WHAT YOU HAVE TO DO:
Go through the entries and copy every line that has the string "ylabel" in it.

RAW DATA:
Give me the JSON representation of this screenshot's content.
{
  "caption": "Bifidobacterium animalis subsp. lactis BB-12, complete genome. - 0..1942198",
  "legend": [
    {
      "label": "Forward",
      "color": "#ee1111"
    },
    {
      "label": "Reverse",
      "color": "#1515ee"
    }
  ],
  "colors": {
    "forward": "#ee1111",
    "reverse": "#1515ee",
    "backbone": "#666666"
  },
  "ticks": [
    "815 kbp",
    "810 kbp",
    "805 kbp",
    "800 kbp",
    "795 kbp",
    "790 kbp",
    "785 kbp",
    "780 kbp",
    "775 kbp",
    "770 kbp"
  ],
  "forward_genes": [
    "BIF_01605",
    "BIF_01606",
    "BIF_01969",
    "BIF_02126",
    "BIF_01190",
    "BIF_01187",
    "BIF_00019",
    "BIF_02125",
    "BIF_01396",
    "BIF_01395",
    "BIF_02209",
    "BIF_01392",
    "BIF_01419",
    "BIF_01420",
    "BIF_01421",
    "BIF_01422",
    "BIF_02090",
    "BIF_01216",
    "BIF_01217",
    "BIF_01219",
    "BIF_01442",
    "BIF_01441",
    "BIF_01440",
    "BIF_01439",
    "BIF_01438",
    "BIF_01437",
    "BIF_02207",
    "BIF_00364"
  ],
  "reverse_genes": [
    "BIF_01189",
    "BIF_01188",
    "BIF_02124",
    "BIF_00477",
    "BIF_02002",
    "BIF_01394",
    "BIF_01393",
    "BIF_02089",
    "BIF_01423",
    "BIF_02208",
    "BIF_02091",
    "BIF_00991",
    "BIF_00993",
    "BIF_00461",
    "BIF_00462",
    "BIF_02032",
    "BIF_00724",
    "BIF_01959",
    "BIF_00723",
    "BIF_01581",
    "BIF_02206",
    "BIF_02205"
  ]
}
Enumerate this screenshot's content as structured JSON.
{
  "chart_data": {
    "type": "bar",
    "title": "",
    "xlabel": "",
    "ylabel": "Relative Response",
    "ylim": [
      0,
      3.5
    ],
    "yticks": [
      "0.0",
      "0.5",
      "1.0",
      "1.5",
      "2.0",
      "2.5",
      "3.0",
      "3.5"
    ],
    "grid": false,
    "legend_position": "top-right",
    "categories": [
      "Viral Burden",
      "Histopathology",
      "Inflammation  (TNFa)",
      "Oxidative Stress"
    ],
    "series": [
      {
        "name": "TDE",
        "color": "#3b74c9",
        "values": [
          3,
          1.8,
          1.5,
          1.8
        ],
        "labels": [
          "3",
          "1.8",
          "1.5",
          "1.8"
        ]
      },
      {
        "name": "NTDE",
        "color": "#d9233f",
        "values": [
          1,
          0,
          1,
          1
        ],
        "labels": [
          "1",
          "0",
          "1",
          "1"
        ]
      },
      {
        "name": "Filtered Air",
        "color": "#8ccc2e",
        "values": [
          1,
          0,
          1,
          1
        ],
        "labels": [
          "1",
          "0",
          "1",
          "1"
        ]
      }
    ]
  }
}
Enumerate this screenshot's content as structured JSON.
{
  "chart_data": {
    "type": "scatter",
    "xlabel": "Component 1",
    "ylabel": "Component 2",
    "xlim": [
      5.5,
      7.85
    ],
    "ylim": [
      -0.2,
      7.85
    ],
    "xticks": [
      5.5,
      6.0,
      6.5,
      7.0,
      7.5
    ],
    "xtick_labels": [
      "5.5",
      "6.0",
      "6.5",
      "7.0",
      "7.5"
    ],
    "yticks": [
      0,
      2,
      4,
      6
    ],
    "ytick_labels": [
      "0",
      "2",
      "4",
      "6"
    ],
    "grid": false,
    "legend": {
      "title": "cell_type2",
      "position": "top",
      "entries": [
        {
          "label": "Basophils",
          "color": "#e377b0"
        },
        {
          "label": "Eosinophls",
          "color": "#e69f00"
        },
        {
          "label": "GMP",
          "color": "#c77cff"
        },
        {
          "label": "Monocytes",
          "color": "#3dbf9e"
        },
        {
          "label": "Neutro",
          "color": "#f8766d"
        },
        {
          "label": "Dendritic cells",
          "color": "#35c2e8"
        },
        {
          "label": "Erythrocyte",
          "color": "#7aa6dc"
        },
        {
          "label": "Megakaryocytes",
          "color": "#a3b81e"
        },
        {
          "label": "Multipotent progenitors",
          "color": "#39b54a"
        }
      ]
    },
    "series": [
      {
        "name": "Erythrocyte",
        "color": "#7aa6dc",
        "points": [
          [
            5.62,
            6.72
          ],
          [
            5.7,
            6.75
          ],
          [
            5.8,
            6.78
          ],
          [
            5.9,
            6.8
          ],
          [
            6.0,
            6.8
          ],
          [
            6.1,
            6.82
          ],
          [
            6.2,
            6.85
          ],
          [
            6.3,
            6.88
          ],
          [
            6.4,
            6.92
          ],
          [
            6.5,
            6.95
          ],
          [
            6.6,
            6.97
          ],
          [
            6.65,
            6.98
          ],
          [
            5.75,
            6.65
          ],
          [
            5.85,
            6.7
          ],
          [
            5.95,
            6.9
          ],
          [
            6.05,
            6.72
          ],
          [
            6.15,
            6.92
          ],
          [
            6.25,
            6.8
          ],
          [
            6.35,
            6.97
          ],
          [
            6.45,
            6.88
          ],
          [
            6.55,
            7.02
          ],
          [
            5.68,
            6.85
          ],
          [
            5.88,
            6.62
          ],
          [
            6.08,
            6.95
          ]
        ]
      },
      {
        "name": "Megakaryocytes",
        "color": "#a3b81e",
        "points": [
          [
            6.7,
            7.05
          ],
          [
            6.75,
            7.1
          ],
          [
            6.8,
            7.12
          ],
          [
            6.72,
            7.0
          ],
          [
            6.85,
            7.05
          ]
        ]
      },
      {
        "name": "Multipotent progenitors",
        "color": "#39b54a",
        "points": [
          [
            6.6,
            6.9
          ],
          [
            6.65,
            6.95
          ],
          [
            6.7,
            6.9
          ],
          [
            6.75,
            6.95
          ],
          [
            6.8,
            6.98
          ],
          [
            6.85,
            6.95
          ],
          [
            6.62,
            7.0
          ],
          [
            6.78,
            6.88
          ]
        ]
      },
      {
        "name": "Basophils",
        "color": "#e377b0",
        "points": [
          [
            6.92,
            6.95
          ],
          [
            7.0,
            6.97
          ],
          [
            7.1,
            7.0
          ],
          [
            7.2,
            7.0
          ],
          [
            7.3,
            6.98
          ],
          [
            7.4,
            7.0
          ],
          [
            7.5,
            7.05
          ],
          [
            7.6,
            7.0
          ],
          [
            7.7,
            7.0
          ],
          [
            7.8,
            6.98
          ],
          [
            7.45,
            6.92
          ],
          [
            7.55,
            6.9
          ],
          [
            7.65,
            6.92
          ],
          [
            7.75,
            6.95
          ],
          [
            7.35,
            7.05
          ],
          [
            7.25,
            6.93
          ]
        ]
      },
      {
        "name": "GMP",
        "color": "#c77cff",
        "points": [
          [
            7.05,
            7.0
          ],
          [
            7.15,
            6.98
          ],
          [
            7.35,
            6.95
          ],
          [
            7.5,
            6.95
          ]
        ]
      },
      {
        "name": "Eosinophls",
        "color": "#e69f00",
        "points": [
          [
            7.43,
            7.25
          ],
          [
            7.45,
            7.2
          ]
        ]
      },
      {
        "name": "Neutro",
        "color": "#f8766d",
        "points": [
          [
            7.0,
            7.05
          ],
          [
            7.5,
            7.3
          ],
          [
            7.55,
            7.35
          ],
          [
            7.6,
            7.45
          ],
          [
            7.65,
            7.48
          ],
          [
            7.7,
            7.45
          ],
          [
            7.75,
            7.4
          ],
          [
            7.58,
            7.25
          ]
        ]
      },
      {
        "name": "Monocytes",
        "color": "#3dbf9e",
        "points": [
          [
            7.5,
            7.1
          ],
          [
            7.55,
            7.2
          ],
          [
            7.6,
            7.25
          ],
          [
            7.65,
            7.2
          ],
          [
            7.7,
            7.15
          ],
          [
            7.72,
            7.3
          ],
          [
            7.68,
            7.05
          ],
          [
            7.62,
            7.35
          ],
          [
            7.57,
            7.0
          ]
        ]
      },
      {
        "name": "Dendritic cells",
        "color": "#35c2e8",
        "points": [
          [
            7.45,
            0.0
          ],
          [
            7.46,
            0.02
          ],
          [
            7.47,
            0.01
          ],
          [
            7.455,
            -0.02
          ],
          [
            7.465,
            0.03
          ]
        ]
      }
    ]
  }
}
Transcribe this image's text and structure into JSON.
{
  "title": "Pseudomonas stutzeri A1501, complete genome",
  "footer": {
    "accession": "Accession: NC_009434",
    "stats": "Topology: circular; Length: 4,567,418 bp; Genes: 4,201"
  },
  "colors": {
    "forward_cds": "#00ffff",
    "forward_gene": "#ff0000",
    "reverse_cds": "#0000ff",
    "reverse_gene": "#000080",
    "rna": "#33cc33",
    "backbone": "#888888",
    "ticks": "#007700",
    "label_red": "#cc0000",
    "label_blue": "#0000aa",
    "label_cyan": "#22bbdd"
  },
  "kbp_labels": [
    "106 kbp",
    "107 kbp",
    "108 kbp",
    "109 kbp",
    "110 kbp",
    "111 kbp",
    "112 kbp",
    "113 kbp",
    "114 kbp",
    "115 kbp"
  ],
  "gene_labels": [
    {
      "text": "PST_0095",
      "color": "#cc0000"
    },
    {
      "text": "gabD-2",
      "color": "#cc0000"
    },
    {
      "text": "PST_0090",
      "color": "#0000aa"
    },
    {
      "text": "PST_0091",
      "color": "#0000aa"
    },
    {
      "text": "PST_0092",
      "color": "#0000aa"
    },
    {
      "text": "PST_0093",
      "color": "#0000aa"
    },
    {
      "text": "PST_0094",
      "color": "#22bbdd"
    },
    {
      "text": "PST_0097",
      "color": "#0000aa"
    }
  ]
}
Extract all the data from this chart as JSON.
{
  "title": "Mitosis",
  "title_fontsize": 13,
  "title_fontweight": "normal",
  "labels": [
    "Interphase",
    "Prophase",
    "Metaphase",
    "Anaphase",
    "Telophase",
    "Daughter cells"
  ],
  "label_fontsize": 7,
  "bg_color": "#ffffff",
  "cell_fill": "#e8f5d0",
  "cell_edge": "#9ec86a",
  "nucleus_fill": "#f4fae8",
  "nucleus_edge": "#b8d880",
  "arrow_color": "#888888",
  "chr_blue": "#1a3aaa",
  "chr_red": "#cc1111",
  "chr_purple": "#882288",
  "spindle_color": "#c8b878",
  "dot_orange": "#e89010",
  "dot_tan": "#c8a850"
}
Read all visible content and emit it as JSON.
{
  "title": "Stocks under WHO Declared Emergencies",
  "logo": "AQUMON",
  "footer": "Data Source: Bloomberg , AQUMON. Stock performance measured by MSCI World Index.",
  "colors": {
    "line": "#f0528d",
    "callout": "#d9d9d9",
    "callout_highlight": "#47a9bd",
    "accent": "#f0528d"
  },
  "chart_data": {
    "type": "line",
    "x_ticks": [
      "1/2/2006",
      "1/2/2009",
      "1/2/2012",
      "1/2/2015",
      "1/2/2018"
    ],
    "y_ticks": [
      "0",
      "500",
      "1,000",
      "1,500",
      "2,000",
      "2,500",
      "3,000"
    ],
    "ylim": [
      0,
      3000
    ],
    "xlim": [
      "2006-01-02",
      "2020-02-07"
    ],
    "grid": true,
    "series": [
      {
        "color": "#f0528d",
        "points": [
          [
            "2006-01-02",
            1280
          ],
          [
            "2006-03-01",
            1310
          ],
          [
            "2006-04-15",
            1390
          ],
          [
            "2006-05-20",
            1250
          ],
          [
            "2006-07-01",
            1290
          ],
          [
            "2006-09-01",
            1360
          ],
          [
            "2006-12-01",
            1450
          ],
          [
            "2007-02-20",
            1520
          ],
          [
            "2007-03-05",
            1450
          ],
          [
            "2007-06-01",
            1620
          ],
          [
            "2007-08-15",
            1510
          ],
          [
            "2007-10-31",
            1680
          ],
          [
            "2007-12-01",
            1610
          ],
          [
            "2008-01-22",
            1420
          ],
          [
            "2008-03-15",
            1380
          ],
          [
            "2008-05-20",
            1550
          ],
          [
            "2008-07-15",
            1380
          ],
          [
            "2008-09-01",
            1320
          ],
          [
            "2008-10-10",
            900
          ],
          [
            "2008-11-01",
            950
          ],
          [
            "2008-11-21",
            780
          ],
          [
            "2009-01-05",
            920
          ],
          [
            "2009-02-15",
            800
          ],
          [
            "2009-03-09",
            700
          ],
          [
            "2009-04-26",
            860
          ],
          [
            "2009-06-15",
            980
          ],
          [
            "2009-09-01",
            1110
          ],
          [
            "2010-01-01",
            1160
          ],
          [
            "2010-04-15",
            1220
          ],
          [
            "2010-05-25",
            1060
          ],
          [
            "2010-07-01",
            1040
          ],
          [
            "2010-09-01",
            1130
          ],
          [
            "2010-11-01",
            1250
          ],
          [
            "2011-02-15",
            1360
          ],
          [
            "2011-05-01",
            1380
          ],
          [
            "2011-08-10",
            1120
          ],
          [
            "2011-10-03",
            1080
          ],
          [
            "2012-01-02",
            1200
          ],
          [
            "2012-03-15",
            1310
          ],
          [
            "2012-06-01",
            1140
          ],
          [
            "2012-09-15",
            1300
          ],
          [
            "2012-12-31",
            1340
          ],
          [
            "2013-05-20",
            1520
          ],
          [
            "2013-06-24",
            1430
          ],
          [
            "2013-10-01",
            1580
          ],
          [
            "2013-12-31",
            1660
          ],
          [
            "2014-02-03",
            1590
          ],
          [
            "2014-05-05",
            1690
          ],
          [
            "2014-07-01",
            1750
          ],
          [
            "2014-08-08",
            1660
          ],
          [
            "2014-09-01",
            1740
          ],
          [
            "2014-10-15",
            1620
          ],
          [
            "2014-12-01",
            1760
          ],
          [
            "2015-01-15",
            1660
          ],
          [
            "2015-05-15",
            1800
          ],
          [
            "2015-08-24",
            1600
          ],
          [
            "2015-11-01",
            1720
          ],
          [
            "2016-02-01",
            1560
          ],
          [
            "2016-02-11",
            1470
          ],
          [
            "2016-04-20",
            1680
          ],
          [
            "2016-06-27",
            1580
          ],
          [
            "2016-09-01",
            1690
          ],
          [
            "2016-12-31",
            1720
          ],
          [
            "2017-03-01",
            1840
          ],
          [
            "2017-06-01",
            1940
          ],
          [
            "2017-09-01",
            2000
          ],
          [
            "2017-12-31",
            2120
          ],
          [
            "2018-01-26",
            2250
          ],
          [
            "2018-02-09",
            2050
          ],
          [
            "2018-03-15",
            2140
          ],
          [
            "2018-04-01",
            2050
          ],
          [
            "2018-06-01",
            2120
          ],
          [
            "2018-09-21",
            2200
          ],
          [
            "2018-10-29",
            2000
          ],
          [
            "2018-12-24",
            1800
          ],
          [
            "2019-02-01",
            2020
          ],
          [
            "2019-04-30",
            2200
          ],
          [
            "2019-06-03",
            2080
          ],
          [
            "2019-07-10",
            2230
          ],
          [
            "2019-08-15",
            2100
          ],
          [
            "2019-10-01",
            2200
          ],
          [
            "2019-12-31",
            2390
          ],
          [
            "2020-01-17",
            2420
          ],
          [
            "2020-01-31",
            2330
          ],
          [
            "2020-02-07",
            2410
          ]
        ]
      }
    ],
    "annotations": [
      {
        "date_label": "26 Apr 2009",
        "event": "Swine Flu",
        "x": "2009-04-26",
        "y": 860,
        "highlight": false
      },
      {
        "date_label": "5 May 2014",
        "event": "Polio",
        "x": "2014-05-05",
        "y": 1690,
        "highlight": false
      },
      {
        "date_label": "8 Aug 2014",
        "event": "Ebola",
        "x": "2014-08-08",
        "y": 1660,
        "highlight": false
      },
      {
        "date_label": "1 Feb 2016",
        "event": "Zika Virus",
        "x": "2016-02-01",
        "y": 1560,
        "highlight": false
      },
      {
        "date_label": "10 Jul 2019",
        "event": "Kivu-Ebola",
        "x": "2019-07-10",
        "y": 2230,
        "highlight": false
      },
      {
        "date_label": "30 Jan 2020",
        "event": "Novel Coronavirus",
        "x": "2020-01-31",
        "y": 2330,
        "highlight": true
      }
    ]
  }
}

ANSWER FOR THE TASK:
    "ylabel": "Relative Response",
    "ylabel": "Component 2",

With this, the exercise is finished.